Exercise aim: Copy every line of the data in which the word "ylabel" occurs.

Data extracted from a collection:
═══

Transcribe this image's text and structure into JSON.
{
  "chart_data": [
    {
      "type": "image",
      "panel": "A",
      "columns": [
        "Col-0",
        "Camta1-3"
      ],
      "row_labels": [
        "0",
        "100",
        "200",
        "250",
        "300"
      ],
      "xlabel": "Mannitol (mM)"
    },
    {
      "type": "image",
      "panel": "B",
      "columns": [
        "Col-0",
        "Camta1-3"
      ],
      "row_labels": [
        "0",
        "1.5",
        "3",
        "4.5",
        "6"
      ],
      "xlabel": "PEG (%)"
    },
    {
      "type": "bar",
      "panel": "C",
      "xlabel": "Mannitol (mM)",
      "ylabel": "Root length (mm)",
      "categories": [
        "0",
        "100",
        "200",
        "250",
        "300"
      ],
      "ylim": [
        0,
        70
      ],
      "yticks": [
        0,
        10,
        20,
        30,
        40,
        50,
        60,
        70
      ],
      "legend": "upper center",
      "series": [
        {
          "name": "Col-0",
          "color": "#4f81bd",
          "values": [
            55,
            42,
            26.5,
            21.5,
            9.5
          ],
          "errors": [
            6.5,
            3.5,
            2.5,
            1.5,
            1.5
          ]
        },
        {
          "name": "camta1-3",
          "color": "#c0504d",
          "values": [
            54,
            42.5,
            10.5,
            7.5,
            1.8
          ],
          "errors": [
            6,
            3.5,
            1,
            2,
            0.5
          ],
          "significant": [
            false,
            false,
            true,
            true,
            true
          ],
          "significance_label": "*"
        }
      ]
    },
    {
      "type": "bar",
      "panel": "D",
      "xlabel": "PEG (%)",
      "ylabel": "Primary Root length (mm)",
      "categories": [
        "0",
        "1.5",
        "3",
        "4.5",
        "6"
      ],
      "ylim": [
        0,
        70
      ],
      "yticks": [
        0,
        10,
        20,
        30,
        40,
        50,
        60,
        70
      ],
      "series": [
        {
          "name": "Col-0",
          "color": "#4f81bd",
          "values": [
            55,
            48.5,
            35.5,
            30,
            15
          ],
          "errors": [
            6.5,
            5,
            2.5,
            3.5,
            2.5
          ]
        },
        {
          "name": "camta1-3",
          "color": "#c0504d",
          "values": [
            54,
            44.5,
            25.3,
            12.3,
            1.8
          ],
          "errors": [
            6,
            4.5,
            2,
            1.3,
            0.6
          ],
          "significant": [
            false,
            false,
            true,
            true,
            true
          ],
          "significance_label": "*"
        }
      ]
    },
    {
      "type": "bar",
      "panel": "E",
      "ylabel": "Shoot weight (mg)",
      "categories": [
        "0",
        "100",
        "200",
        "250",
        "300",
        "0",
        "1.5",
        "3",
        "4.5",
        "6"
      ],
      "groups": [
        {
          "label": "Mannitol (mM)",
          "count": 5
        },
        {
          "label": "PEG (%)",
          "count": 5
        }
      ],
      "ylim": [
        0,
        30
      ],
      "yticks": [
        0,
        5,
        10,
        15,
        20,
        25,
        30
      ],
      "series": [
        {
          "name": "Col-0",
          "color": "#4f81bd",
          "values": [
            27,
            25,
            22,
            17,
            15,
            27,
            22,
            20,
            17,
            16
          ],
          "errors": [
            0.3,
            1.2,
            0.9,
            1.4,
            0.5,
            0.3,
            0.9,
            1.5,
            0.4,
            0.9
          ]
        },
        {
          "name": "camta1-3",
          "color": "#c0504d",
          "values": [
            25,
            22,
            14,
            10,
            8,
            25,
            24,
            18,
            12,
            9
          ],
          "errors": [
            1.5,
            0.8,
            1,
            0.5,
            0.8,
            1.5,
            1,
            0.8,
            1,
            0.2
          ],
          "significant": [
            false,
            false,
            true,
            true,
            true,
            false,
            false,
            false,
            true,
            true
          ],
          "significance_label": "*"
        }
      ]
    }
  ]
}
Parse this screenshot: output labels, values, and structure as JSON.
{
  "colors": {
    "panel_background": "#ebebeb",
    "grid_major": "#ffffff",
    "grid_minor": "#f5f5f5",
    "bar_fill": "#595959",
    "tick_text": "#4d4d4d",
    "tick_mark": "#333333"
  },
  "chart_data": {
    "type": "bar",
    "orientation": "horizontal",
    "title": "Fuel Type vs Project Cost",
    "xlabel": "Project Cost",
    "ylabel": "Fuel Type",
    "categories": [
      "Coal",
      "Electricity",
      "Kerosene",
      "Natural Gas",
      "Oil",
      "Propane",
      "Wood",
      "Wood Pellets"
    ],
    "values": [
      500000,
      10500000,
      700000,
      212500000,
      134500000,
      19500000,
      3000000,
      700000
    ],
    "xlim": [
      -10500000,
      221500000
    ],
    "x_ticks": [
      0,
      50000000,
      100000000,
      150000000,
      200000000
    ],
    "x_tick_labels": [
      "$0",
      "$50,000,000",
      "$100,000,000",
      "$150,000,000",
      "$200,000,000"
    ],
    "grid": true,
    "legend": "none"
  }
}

═══

Solution for this problem:
      "ylabel": "Root length (mm)",
      "ylabel": "Primary Root length (mm)",
      "ylabel": "Shoot weight (mg)",
    "ylabel": "Fuel Type",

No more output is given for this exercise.